▶ [WHAT TO WORK ON] Pictures stay out of your copy, but everything else in the records below must be repeated exactly.

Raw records
>> START

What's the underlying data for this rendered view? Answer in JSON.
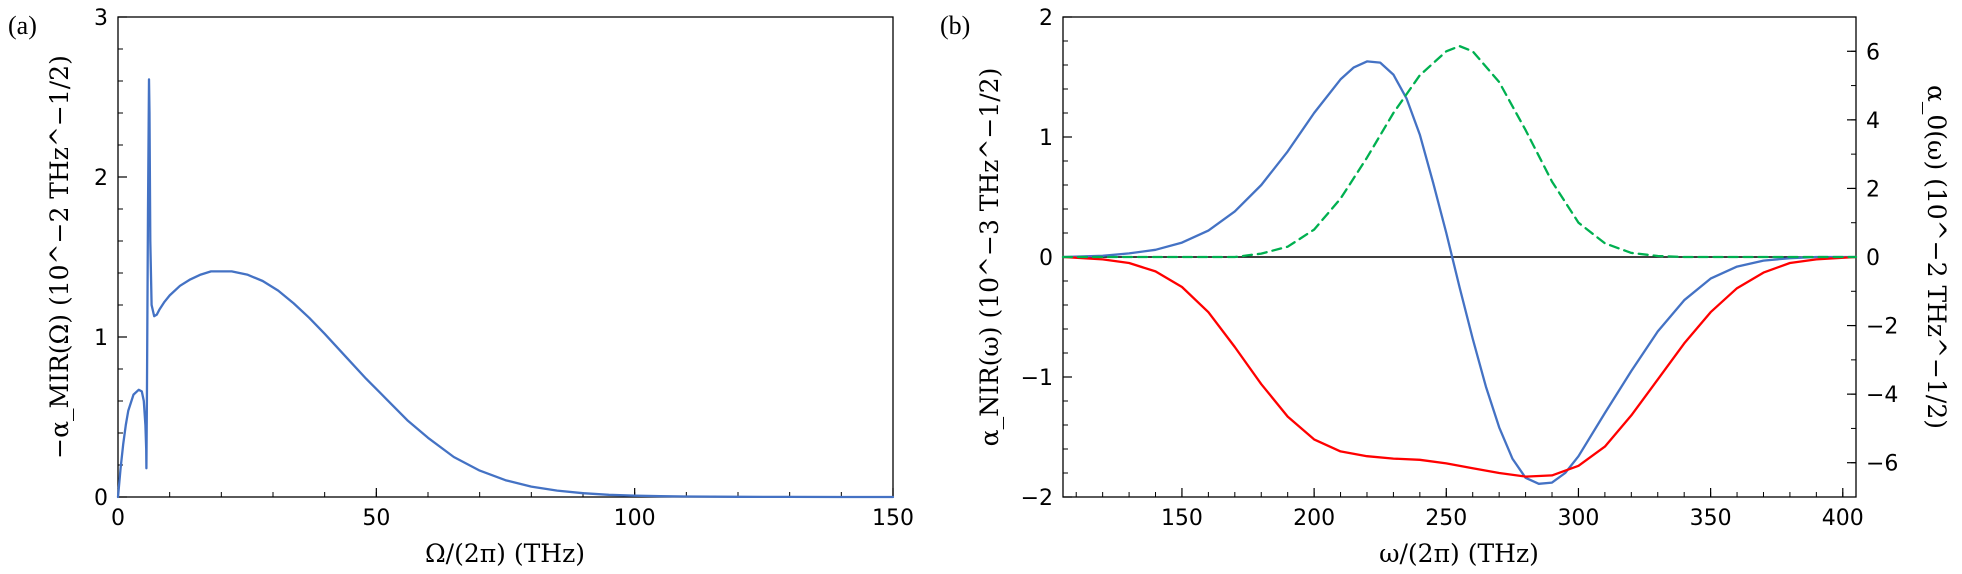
{
  "chart_data": [
    {
      "panel": "(a)",
      "type": "line",
      "xlabel": "Ω/(2π) (THz)",
      "ylabel": "−α_MIR(Ω) (10^−2 THz^−1/2)",
      "xlim": [
        0,
        150
      ],
      "ylim": [
        0,
        3
      ],
      "xticks": [
        "0",
        "50",
        "100",
        "150"
      ],
      "yticks": [
        "0",
        "1",
        "2",
        "3"
      ],
      "grid": false,
      "series": [
        {
          "color": "#4472c4",
          "style": "solid",
          "x": [
            0,
            0.5,
            1,
            1.5,
            2,
            3,
            4,
            4.6,
            5.0,
            5.3,
            5.45,
            5.5,
            5.6,
            5.8,
            6.0,
            6.1,
            6.25,
            6.5,
            7,
            7.5,
            8,
            9,
            10,
            12,
            14,
            16,
            18,
            20,
            22,
            25,
            28,
            31,
            34,
            37,
            40,
            44,
            48,
            52,
            56,
            60,
            65,
            70,
            75,
            80,
            85,
            90,
            95,
            100,
            105,
            110,
            120,
            130,
            140,
            150
          ],
          "values": [
            0,
            0.18,
            0.33,
            0.45,
            0.54,
            0.64,
            0.67,
            0.66,
            0.6,
            0.45,
            0.3,
            0.18,
            0.6,
            1.8,
            2.61,
            2.4,
            1.6,
            1.2,
            1.13,
            1.14,
            1.17,
            1.22,
            1.26,
            1.32,
            1.36,
            1.39,
            1.41,
            1.41,
            1.41,
            1.39,
            1.35,
            1.29,
            1.21,
            1.12,
            1.02,
            0.88,
            0.74,
            0.61,
            0.48,
            0.37,
            0.25,
            0.165,
            0.105,
            0.065,
            0.04,
            0.024,
            0.014,
            0.008,
            0.005,
            0.003,
            0.001,
            0.0005,
            0.0002,
            0
          ]
        }
      ]
    },
    {
      "panel": "(b)",
      "type": "line",
      "xlabel": "ω/(2π) (THz)",
      "ylabel": "α_NIR(ω) (10^−3 THz^−1/2)",
      "y2label": "α_0(ω) (10^−2 THz^−1/2)",
      "xlim": [
        105,
        405
      ],
      "ylim": [
        -2,
        2
      ],
      "y2lim": [
        -7,
        7
      ],
      "xticks": [
        "150",
        "200",
        "250",
        "300",
        "350",
        "400"
      ],
      "yticks": [
        "−2",
        "−1",
        "0",
        "1",
        "2"
      ],
      "y2ticks": [
        "−6",
        "−4",
        "−2",
        "0",
        "2",
        "4",
        "6"
      ],
      "zero_line": true,
      "grid": false,
      "series": [
        {
          "axis": "left",
          "color": "#4472c4",
          "style": "solid",
          "x": [
            105,
            120,
            130,
            140,
            150,
            160,
            170,
            180,
            190,
            200,
            210,
            215,
            220,
            225,
            230,
            235,
            240,
            245,
            250,
            255,
            260,
            265,
            270,
            275,
            280,
            285,
            290,
            295,
            300,
            310,
            320,
            330,
            340,
            350,
            360,
            370,
            380,
            390,
            405
          ],
          "values": [
            0,
            0.01,
            0.03,
            0.06,
            0.12,
            0.22,
            0.38,
            0.6,
            0.88,
            1.2,
            1.48,
            1.58,
            1.63,
            1.62,
            1.52,
            1.32,
            1.02,
            0.62,
            0.2,
            -0.25,
            -0.68,
            -1.08,
            -1.42,
            -1.68,
            -1.84,
            -1.89,
            -1.88,
            -1.8,
            -1.66,
            -1.3,
            -0.95,
            -0.62,
            -0.36,
            -0.18,
            -0.08,
            -0.03,
            -0.01,
            0,
            0
          ]
        },
        {
          "axis": "left",
          "color": "#ff0000",
          "style": "solid",
          "x": [
            105,
            120,
            130,
            140,
            150,
            160,
            170,
            180,
            190,
            200,
            210,
            220,
            230,
            240,
            250,
            260,
            270,
            280,
            290,
            300,
            310,
            320,
            330,
            340,
            350,
            360,
            370,
            380,
            390,
            405
          ],
          "values": [
            0,
            -0.02,
            -0.05,
            -0.12,
            -0.25,
            -0.46,
            -0.75,
            -1.06,
            -1.33,
            -1.52,
            -1.62,
            -1.66,
            -1.68,
            -1.69,
            -1.72,
            -1.76,
            -1.8,
            -1.83,
            -1.82,
            -1.74,
            -1.58,
            -1.32,
            -1.02,
            -0.72,
            -0.46,
            -0.26,
            -0.13,
            -0.05,
            -0.02,
            0
          ]
        },
        {
          "axis": "right",
          "color": "#00b050",
          "style": "dashed",
          "x": [
            105,
            170,
            180,
            190,
            200,
            210,
            220,
            230,
            240,
            250,
            255,
            260,
            270,
            280,
            290,
            300,
            310,
            320,
            330,
            340,
            405
          ],
          "values": [
            0,
            0,
            0.1,
            0.3,
            0.8,
            1.7,
            2.9,
            4.2,
            5.3,
            6.0,
            6.15,
            6.0,
            5.1,
            3.7,
            2.2,
            1.0,
            0.4,
            0.12,
            0.03,
            0,
            0
          ]
        }
      ]
    }
  ]
}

>> END

▶ [EXERCISE SOLUTION]
What's the underlying data for this rendered view? Answer in JSON.
{
  "chart_data": [
    {
      "panel": "(a)",
      "type": "line",
      "xlabel": "Ω/(2π) (THz)",
      "ylabel": "−α_MIR(Ω) (10^−2 THz^−1/2)",
      "xlim": [
        0,
        150
      ],
      "ylim": [
        0,
        3
      ],
      "xticks": [
        "0",
        "50",
        "100",
        "150"
      ],
      "yticks": [
        "0",
        "1",
        "2",
        "3"
      ],
      "grid": false,
      "series": [
        {
          "color": "#4472c4",
          "style": "solid",
          "x": [
            0,
            0.5,
            1,
            1.5,
            2,
            3,
            4,
            4.6,
            5.0,
            5.3,
            5.45,
            5.5,
            5.6,
            5.8,
            6.0,
            6.1,
            6.25,
            6.5,
            7,
            7.5,
            8,
            9,
            10,
            12,
            14,
            16,
            18,
            20,
            22,
            25,
            28,
            31,
            34,
            37,
            40,
            44,
            48,
            52,
            56,
            60,
            65,
            70,
            75,
            80,
            85,
            90,
            95,
            100,
            105,
            110,
            120,
            130,
            140,
            150
          ],
          "values": [
            0,
            0.18,
            0.33,
            0.45,
            0.54,
            0.64,
            0.67,
            0.66,
            0.6,
            0.45,
            0.3,
            0.18,
            0.6,
            1.8,
            2.61,
            2.4,
            1.6,
            1.2,
            1.13,
            1.14,
            1.17,
            1.22,
            1.26,
            1.32,
            1.36,
            1.39,
            1.41,
            1.41,
            1.41,
            1.39,
            1.35,
            1.29,
            1.21,
            1.12,
            1.02,
            0.88,
            0.74,
            0.61,
            0.48,
            0.37,
            0.25,
            0.165,
            0.105,
            0.065,
            0.04,
            0.024,
            0.014,
            0.008,
            0.005,
            0.003,
            0.001,
            0.0005,
            0.0002,
            0
          ]
        }
      ]
    },
    {
      "panel": "(b)",
      "type": "line",
      "xlabel": "ω/(2π) (THz)",
      "ylabel": "α_NIR(ω) (10^−3 THz^−1/2)",
      "y2label": "α_0(ω) (10^−2 THz^−1/2)",
      "xlim": [
        105,
        405
      ],
      "ylim": [
        -2,
        2
      ],
      "y2lim": [
        -7,
        7
      ],
      "xticks": [
        "150",
        "200",
        "250",
        "300",
        "350",
        "400"
      ],
      "yticks": [
        "−2",
        "−1",
        "0",
        "1",
        "2"
      ],
      "y2ticks": [
        "−6",
        "−4",
        "−2",
        "0",
        "2",
        "4",
        "6"
      ],
      "zero_line": true,
      "grid": false,
      "series": [
        {
          "axis": "left",
          "color": "#4472c4",
          "style": "solid",
          "x": [
            105,
            120,
            130,
            140,
            150,
            160,
            170,
            180,
            190,
            200,
            210,
            215,
            220,
            225,
            230,
            235,
            240,
            245,
            250,
            255,
            260,
            265,
            270,
            275,
            280,
            285,
            290,
            295,
            300,
            310,
            320,
            330,
            340,
            350,
            360,
            370,
            380,
            390,
            405
          ],
          "values": [
            0,
            0.01,
            0.03,
            0.06,
            0.12,
            0.22,
            0.38,
            0.6,
            0.88,
            1.2,
            1.48,
            1.58,
            1.63,
            1.62,
            1.52,
            1.32,
            1.02,
            0.62,
            0.2,
            -0.25,
            -0.68,
            -1.08,
            -1.42,
            -1.68,
            -1.84,
            -1.89,
            -1.88,
            -1.8,
            -1.66,
            -1.3,
            -0.95,
            -0.62,
            -0.36,
            -0.18,
            -0.08,
            -0.03,
            -0.01,
            0,
            0
          ]
        },
        {
          "axis": "left",
          "color": "#ff0000",
          "style": "solid",
          "x": [
            105,
            120,
            130,
            140,
            150,
            160,
            170,
            180,
            190,
            200,
            210,
            220,
            230,
            240,
            250,
            260,
            270,
            280,
            290,
            300,
            310,
            320,
            330,
            340,
            350,
            360,
            370,
            380,
            390,
            405
          ],
          "values": [
            0,
            -0.02,
            -0.05,
            -0.12,
            -0.25,
            -0.46,
            -0.75,
            -1.06,
            -1.33,
            -1.52,
            -1.62,
            -1.66,
            -1.68,
            -1.69,
            -1.72,
            -1.76,
            -1.8,
            -1.83,
            -1.82,
            -1.74,
            -1.58,
            -1.32,
            -1.02,
            -0.72,
            -0.46,
            -0.26,
            -0.13,
            -0.05,
            -0.02,
            0
          ]
        },
        {
          "axis": "right",
          "color": "#00b050",
          "style": "dashed",
          "x": [
            105,
            170,
            180,
            190,
            200,
            210,
            220,
            230,
            240,
            250,
            255,
            260,
            270,
            280,
            290,
            300,
            310,
            320,
            330,
            340,
            405
          ],
          "values": [
            0,
            0,
            0.1,
            0.3,
            0.8,
            1.7,
            2.9,
            4.2,
            5.3,
            6.0,
            6.15,
            6.0,
            5.1,
            3.7,
            2.2,
            1.0,
            0.4,
            0.12,
            0.03,
            0,
            0
          ]
        }
      ]
    }
  ]
}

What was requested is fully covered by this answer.